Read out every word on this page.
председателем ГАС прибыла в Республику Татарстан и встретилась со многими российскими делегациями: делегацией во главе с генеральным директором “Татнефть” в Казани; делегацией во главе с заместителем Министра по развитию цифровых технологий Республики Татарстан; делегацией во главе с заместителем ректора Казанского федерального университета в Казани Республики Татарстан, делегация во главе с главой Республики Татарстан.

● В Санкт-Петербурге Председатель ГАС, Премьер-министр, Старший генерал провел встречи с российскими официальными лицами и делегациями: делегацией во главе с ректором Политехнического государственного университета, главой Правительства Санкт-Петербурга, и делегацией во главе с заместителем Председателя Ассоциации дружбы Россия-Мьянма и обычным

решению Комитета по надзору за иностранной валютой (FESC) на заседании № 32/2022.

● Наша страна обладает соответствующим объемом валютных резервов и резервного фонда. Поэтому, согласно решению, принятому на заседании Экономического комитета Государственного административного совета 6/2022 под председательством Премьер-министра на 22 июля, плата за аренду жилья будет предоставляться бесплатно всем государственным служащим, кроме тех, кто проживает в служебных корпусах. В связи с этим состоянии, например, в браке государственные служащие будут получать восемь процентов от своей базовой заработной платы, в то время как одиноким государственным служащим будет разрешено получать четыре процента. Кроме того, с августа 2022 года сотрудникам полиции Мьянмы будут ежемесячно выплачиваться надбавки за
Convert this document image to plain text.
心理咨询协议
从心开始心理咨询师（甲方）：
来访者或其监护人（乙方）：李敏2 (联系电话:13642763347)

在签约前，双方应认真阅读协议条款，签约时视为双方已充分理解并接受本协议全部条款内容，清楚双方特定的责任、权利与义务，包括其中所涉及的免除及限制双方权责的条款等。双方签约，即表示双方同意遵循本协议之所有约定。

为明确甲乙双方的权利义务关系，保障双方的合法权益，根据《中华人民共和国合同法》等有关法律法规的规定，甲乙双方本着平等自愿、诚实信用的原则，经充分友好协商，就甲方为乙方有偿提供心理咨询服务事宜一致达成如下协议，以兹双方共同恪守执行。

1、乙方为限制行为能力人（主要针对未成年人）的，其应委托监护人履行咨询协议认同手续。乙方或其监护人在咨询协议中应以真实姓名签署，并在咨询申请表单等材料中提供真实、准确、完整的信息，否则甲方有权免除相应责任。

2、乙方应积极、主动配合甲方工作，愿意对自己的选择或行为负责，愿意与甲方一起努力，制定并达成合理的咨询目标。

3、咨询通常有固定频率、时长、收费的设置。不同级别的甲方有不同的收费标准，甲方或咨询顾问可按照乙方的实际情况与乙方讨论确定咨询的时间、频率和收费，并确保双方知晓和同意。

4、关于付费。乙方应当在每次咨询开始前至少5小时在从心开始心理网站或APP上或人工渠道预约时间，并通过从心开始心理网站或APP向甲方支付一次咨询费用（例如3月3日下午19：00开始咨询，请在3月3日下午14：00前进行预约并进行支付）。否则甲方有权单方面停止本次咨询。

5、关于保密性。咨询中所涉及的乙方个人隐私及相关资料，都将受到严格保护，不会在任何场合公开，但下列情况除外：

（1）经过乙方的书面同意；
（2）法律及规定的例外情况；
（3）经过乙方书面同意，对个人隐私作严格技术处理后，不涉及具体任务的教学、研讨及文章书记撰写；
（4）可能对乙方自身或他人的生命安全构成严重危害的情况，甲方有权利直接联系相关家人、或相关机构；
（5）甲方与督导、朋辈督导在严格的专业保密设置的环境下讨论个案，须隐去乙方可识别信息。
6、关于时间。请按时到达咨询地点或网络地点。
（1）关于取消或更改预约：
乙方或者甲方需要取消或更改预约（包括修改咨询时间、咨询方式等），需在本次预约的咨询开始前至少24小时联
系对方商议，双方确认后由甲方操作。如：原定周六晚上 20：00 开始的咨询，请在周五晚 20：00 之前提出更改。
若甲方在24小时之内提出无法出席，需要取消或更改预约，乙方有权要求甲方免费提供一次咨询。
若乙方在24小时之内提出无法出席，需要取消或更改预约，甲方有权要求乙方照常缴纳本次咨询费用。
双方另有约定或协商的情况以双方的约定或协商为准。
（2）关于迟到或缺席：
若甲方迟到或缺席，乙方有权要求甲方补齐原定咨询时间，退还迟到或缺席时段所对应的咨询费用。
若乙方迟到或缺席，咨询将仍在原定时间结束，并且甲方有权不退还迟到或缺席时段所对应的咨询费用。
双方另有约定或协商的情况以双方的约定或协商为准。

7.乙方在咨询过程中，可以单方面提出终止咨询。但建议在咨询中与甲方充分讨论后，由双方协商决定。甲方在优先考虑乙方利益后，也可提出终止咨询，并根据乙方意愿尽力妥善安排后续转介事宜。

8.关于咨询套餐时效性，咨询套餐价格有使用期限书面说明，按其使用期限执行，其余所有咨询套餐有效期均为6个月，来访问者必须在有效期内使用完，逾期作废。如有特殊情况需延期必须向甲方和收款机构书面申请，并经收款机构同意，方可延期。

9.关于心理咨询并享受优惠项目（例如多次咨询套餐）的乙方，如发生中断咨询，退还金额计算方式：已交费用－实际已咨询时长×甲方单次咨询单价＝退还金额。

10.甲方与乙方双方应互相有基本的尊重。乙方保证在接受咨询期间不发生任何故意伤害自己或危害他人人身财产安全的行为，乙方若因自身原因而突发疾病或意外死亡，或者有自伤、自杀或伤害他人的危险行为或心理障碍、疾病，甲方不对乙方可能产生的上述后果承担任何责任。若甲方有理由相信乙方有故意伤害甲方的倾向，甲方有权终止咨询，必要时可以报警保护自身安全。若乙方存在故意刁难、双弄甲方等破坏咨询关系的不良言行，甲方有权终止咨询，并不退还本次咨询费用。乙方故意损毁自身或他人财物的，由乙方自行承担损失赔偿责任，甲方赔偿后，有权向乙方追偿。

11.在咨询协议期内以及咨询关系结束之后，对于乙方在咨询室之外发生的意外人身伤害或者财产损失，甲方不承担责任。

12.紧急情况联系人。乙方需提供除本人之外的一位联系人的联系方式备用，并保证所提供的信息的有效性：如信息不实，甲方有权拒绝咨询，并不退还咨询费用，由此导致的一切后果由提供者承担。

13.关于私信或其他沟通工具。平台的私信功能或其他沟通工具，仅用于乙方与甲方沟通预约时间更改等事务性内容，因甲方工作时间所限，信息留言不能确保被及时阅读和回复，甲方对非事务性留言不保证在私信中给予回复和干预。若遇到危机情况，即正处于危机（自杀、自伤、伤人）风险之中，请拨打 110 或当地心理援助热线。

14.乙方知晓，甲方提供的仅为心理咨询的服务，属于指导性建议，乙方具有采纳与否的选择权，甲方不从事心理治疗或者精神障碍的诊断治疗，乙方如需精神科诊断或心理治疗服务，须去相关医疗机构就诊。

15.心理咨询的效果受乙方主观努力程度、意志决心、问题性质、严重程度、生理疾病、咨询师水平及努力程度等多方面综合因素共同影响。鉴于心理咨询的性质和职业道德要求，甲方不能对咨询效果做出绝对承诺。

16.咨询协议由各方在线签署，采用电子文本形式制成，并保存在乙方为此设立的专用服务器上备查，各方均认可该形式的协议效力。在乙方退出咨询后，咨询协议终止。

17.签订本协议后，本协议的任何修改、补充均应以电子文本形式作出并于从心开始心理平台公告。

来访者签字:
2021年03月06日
· · ·
**What is required:**
Which lines above contain the word "this"? Copy each of them.

**Response below:**
Read out every word on this page.
Convert this document image to plain text.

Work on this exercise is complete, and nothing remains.